> _Material to process_

____

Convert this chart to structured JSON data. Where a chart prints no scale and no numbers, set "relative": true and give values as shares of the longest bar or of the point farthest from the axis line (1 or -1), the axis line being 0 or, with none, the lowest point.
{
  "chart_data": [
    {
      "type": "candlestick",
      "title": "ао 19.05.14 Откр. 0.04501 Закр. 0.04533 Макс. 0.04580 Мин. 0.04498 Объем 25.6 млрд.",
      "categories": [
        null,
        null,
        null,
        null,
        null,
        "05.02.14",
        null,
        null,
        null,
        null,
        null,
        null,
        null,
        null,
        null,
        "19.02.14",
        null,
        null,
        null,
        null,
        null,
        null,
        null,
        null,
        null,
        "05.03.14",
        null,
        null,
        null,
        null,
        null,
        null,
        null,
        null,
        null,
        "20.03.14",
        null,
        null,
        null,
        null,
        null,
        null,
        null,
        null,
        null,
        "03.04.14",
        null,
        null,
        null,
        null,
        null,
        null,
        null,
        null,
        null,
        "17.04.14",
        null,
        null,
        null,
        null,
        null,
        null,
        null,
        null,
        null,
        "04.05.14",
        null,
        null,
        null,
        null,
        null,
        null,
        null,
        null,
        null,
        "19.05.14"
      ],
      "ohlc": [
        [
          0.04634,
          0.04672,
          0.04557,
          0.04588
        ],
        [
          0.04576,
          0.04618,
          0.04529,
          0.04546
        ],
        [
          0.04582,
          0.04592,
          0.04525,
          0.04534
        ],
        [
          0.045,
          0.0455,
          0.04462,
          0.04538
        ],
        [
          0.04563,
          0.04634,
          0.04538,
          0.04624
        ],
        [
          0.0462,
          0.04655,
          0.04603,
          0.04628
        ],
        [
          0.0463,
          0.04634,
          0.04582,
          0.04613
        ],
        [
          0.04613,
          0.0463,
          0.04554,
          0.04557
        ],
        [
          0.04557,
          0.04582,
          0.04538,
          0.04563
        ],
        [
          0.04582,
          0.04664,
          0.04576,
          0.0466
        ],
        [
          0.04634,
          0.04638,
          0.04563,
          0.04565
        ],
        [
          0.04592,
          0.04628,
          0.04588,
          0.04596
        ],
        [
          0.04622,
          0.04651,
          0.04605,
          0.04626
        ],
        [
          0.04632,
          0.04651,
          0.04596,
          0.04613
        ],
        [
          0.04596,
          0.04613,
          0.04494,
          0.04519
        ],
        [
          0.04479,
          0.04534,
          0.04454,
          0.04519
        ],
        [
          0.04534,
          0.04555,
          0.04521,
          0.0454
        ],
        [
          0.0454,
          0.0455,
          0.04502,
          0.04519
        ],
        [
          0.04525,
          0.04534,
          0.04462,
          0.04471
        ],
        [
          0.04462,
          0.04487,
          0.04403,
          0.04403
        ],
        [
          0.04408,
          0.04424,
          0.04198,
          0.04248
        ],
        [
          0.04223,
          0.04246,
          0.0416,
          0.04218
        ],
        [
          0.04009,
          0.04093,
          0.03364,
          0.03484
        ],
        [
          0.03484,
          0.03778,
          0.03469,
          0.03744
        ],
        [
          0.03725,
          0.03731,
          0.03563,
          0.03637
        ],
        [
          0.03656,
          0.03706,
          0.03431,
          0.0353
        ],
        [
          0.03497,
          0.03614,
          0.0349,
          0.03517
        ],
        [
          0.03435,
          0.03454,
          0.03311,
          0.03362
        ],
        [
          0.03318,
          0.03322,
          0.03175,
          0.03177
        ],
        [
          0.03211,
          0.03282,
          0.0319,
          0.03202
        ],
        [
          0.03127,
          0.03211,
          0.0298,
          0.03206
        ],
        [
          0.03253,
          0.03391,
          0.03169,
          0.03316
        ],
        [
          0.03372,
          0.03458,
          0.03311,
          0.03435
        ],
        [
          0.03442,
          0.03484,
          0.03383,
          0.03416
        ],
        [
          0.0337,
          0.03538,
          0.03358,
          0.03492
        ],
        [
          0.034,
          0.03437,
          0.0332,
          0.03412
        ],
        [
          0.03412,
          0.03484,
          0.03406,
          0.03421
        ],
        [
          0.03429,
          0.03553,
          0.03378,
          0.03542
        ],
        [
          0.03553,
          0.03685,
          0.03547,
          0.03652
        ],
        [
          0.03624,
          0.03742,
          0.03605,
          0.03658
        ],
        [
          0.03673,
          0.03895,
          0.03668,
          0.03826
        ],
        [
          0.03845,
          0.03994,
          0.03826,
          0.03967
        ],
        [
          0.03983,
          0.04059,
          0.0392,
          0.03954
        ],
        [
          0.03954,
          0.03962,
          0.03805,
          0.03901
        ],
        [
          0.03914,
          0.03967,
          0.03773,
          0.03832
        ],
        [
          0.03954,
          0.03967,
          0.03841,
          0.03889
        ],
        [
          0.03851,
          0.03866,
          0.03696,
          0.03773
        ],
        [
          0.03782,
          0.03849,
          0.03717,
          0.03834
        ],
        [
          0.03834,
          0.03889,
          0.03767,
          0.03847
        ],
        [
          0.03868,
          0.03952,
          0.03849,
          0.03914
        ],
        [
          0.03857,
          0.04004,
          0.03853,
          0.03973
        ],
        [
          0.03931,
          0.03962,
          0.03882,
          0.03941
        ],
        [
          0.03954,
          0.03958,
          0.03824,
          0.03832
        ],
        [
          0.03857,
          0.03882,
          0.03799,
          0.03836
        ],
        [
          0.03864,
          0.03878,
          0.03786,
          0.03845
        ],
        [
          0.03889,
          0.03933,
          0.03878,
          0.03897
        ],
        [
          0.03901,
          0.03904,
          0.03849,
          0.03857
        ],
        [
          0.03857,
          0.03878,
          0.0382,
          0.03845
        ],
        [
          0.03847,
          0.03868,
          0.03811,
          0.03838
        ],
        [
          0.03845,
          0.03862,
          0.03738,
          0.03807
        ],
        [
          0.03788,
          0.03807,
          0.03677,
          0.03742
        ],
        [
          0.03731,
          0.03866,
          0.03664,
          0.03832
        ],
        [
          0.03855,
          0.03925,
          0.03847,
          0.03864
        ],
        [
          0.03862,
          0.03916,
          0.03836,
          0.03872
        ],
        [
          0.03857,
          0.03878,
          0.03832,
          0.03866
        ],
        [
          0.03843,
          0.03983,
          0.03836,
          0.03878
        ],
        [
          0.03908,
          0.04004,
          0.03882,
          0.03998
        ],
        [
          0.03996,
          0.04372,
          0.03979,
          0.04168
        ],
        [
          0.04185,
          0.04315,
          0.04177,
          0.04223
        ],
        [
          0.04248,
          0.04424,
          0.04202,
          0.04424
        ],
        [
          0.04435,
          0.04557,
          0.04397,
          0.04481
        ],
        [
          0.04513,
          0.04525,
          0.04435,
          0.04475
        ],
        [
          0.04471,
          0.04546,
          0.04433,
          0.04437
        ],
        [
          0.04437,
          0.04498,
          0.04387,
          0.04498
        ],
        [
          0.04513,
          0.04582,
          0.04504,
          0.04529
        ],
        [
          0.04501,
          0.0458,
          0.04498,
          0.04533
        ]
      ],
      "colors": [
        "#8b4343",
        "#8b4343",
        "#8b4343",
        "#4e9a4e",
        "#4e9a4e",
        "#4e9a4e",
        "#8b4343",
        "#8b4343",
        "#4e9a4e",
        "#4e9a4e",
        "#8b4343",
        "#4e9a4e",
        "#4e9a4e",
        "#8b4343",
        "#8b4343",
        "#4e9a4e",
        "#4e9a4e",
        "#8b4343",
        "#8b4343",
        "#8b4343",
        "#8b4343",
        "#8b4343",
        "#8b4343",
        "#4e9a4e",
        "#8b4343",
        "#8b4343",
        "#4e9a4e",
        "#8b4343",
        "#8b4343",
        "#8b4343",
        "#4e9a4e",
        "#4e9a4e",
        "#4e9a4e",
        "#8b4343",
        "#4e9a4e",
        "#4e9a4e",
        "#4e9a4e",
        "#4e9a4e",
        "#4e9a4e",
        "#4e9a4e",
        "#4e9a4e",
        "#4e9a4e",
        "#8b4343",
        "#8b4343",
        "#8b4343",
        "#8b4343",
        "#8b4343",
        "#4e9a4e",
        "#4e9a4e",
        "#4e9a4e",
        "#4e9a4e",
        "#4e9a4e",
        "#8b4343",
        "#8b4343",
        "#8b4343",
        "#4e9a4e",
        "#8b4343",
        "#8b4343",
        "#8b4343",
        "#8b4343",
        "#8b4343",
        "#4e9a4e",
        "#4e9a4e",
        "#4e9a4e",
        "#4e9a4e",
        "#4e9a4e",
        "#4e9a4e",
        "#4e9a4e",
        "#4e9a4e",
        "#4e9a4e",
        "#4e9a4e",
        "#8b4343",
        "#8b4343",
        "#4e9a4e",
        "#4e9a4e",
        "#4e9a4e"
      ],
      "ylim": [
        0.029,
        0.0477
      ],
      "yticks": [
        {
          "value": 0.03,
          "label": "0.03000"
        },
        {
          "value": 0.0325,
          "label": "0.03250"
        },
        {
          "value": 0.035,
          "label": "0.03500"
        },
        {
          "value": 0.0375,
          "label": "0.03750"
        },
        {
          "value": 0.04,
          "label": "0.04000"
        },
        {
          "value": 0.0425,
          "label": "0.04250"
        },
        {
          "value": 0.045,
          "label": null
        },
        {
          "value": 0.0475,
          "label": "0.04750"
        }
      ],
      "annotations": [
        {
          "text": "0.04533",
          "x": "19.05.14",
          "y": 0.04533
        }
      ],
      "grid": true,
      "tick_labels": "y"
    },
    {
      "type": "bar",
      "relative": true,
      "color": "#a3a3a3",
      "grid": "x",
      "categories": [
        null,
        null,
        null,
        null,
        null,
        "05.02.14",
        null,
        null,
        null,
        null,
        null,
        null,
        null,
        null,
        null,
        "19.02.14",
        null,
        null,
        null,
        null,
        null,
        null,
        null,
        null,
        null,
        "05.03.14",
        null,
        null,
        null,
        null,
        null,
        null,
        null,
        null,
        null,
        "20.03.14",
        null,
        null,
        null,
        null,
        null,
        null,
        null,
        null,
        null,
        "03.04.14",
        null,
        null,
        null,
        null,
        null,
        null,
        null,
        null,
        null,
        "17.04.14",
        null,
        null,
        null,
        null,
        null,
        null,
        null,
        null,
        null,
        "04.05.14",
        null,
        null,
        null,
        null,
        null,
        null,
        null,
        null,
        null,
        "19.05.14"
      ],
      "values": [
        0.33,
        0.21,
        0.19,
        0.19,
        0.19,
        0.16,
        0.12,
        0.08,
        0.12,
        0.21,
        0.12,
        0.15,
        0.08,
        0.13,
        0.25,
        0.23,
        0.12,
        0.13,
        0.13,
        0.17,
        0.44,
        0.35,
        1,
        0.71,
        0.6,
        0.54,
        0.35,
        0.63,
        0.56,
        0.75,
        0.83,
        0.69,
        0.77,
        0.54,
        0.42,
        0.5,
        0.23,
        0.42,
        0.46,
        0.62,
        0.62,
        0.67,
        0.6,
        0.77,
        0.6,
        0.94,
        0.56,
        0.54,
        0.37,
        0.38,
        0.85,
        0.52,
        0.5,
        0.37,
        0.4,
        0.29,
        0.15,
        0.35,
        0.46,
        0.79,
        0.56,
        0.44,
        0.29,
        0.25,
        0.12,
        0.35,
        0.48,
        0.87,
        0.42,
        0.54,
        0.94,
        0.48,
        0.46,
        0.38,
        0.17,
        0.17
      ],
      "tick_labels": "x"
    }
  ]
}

____

> _The request_
From the listing above, pick out each line where the word "relative" appears.

> _Response_
Convert this chart to structured JSON data. Where a chart prints no scale and no numbers, set "relative": true and give values as shares of the longest bar or of the point farthest from the axis line (1 or -1), the axis line being 0 or, with none, the lowest point.
      "relative": true,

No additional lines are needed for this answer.